··· Supplied entries

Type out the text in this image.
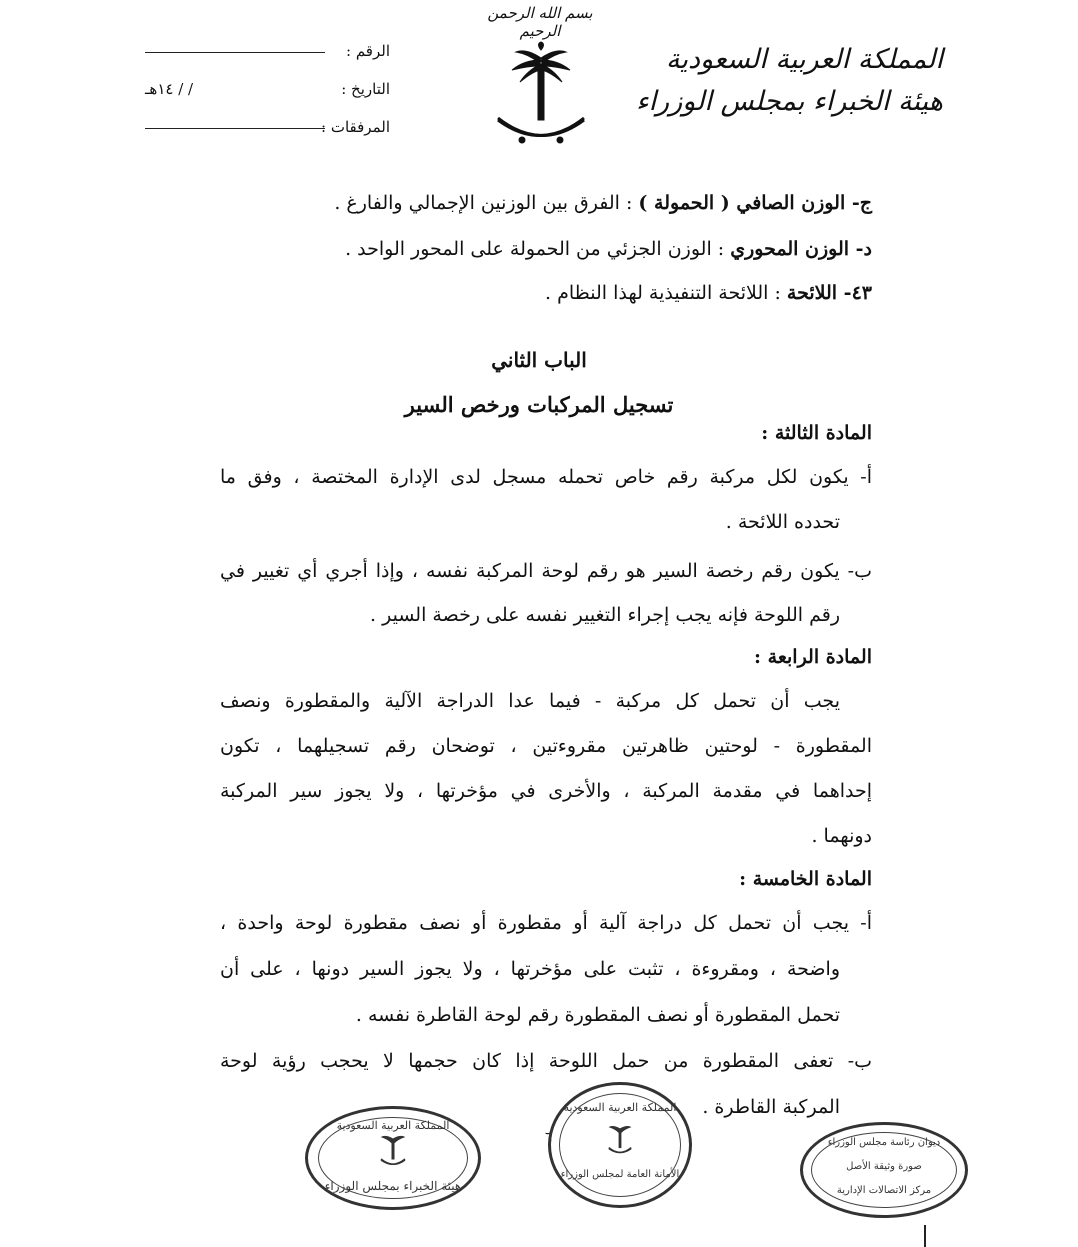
بسم الله الرحمن الرحيم
المملكة العربية السعودية
هيئة الخبراء بمجلس الوزراء
الرقم :
التاريخ :
/ / ١٤هـ
المرفقات :
ج- الوزن الصافي ( الحمولة ) : الفرق بين الوزنين الإجمالي والفارغ .
د- الوزن المحوري : الوزن الجزئي من الحمولة على المحور الواحد .
٤٣- اللائحة : اللائحة التنفيذية لهذا النظام .
الباب الثاني
تسجيل المركبات ورخص السير
المادة الثالثة :
أ- يكون لكل مركبة رقم خاص تحمله مسجل لدى الإدارة المختصة ، وفق ما
تحدده اللائحة .
ب- يكون رقم رخصة السير هو رقم لوحة المركبة نفسه ، وإذا أجري أي تغيير في
رقم اللوحة فإنه يجب إجراء التغيير نفسه على رخصة السير .
المادة الرابعة :
يجب أن تحمل كل مركبة - فيما عدا الدراجة الآلية والمقطورة ونصف
المقطورة - لوحتين ظاهرتين مقروءتين ، توضحان رقم تسجيلهما ، تكون
إحداهما في مقدمة المركبة ، والأخرى في مؤخرتها ، ولا يجوز سير المركبة
دونهما .
المادة الخامسة :
أ- يجب أن تحمل كل دراجة آلية أو مقطورة أو نصف مقطورة لوحة واحدة ،
واضحة ، ومقروءة ، تثبت على مؤخرتها ، ولا يجوز السير دونها ، على أن
تحمل المقطورة أو نصف المقطورة رقم لوحة القاطرة نفسه .
ب- تعفى المقطورة من حمل اللوحة إذا كان حجمها لا يحجب رؤية لوحة
المركبة القاطرة .
٦
المملكة العربية السعودية
هيئة الخبراء بمجلس الوزراء
المملكة العربية السعودية
الأمانة العامة لمجلس الوزراء
ديوان رئاسة مجلس الوزراء
صورة وثيقة الأصل
مركز الاتصالات الإدارية
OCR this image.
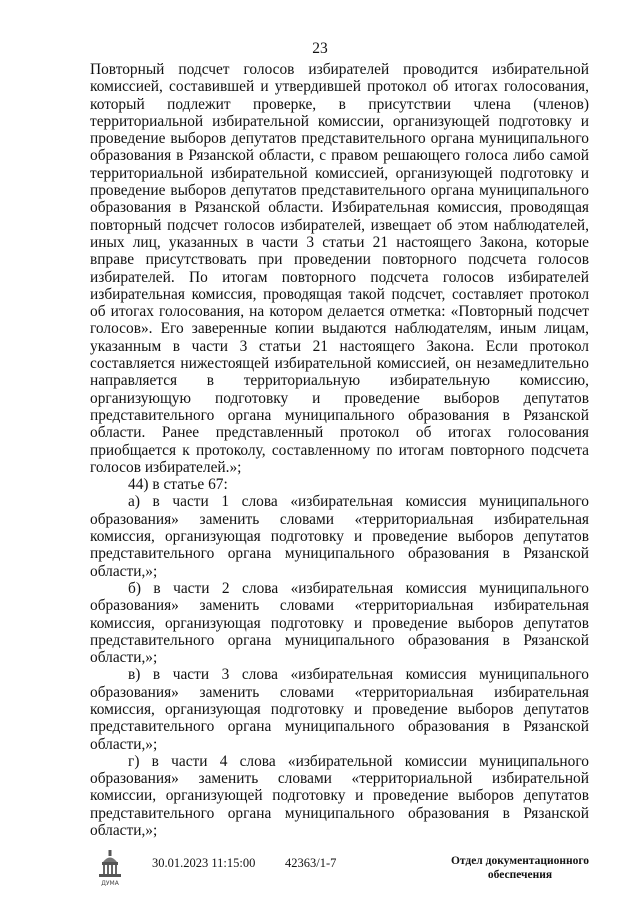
23

Повторный подсчет голосов избирателей проводится избирательной комиссией, составившей и утвердившей протокол об итогах голосования, который подлежит проверке, в присутствии члена (членов) территориальной избирательной комиссии, организующей подготовку и проведение выборов депутатов представительного органа муниципального образования в Рязанской области, с правом решающего голоса либо самой территориальной избирательной комиссией, организующей подготовку и проведение выборов депутатов представительного органа муниципального образования в Рязанской области. Избирательная комиссия, проводящая повторный подсчет голосов избирателей, извещает об этом наблюдателей, иных лиц, указанных в части 3 статьи 21 настоящего Закона, которые вправе присутствовать при проведении повторного подсчета голосов избирателей. По итогам повторного подсчета голосов избирателей избирательная комиссия, проводящая такой подсчет, составляет протокол об итогах голосования, на котором делается отметка: «Повторный подсчет голосов». Его заверенные копии выдаются наблюдателям, иным лицам, указанным в части 3 статьи 21 настоящего Закона. Если протокол составляется нижестоящей избирательной комиссией, он незамедлительно направляется в территориальную избирательную комиссию, организующую подготовку и проведение выборов депутатов представительного органа муниципального образования в Рязанской области. Ранее представленный протокол об итогах голосования приобщается к протоколу, составленному по итогам повторного подсчета голосов избирателей.»;

44) в статье 67:

а) в части 1 слова «избирательная комиссия муниципального образования» заменить словами «территориальная избирательная комиссия, организующая подготовку и проведение выборов депутатов представительного органа муниципального образования в Рязанской области,»;

б) в части 2 слова «избирательная комиссия муниципального образования» заменить словами «территориальная избирательная комиссия, организующая подготовку и проведение выборов депутатов представительного органа муниципального образования в Рязанской области,»;

в) в части 3 слова «избирательная комиссия муниципального образования» заменить словами «территориальная избирательная комиссия, организующая подготовку и проведение выборов депутатов представительного органа муниципального образования в Рязанской области,»;

г) в части 4 слова «избирательной комиссии муниципального образования» заменить словами «территориальной избирательной комиссии, организующей подготовку и проведение выборов депутатов представительного органа муниципального образования в Рязанской области,»;

ДУМА
30.01.2023 11:15:00 42363/1-7	Отдел документационного
обеспечения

······

- [Aim of the exercise]:
Copy the whole listing above word for word but do not carry over the pictures.

- [Task response]:
Type out the text in this image.
بسم الله الرحمن الرحيم
المملكة العربية السعودية
هيئة الخبراء بمجلس الوزراء
الرقم :
التاريخ :
/ / ١٤هـ
المرفقات :
ج- الوزن الصافي ( الحمولة ) : الفرق بين الوزنين الإجمالي والفارغ .
د- الوزن المحوري : الوزن الجزئي من الحمولة على المحور الواحد .
٤٣- اللائحة : اللائحة التنفيذية لهذا النظام .
الباب الثاني
تسجيل المركبات ورخص السير
المادة الثالثة :
أ- يكون لكل مركبة رقم خاص تحمله مسجل لدى الإدارة المختصة ، وفق ما
تحدده اللائحة .
ب- يكون رقم رخصة السير هو رقم لوحة المركبة نفسه ، وإذا أجري أي تغيير في
رقم اللوحة فإنه يجب إجراء التغيير نفسه على رخصة السير .
المادة الرابعة :
يجب أن تحمل كل مركبة - فيما عدا الدراجة الآلية والمقطورة ونصف
المقطورة - لوحتين ظاهرتين مقروءتين ، توضحان رقم تسجيلهما ، تكون
إحداهما في مقدمة المركبة ، والأخرى في مؤخرتها ، ولا يجوز سير المركبة
دونهما .
المادة الخامسة :
أ- يجب أن تحمل كل دراجة آلية أو مقطورة أو نصف مقطورة لوحة واحدة ،
واضحة ، ومقروءة ، تثبت على مؤخرتها ، ولا يجوز السير دونها ، على أن
تحمل المقطورة أو نصف المقطورة رقم لوحة القاطرة نفسه .
ب- تعفى المقطورة من حمل اللوحة إذا كان حجمها لا يحجب رؤية لوحة
المركبة القاطرة .
٦
المملكة العربية السعودية
هيئة الخبراء بمجلس الوزراء
المملكة العربية السعودية
الأمانة العامة لمجلس الوزراء
ديوان رئاسة مجلس الوزراء
صورة وثيقة الأصل
مركز الاتصالات الإدارية
OCR this image.
23

Повторный подсчет голосов избирателей проводится избирательной комиссией, составившей и утвердившей протокол об итогах голосования, который подлежит проверке, в присутствии члена (членов) территориальной избирательной комиссии, организующей подготовку и проведение выборов депутатов представительного органа муниципального образования в Рязанской области, с правом решающего голоса либо самой территориальной избирательной комиссией, организующей подготовку и проведение выборов депутатов представительного органа муниципального образования в Рязанской области. Избирательная комиссия, проводящая повторный подсчет голосов избирателей, извещает об этом наблюдателей, иных лиц, указанных в части 3 статьи 21 настоящего Закона, которые вправе присутствовать при проведении повторного подсчета голосов избирателей. По итогам повторного подсчета голосов избирателей избирательная комиссия, проводящая такой подсчет, составляет протокол об итогах голосования, на котором делается отметка: «Повторный подсчет голосов». Его заверенные копии выдаются наблюдателям, иным лицам, указанным в части 3 статьи 21 настоящего Закона. Если протокол составляется нижестоящей избирательной комиссией, он незамедлительно направляется в территориальную избирательную комиссию, организующую подготовку и проведение выборов депутатов представительного органа муниципального образования в Рязанской области. Ранее представленный протокол об итогах голосования приобщается к протоколу, составленному по итогам повторного подсчета голосов избирателей.»;

44) в статье 67:

а) в части 1 слова «избирательная комиссия муниципального образования» заменить словами «территориальная избирательная комиссия, организующая подготовку и проведение выборов депутатов представительного органа муниципального образования в Рязанской области,»;

б) в части 2 слова «избирательная комиссия муниципального образования» заменить словами «территориальная избирательная комиссия, организующая подготовку и проведение выборов депутатов представительного органа муниципального образования в Рязанской области,»;

в) в части 3 слова «избирательная комиссия муниципального образования» заменить словами «территориальная избирательная комиссия, организующая подготовку и проведение выборов депутатов представительного органа муниципального образования в Рязанской области,»;

г) в части 4 слова «избирательной комиссии муниципального образования» заменить словами «территориальной избирательной комиссии, организующей подготовку и проведение выборов депутатов представительного органа муниципального образования в Рязанской области,»;

ДУМА
30.01.2023 11:15:00 42363/1-7	Отдел документационного
обеспечения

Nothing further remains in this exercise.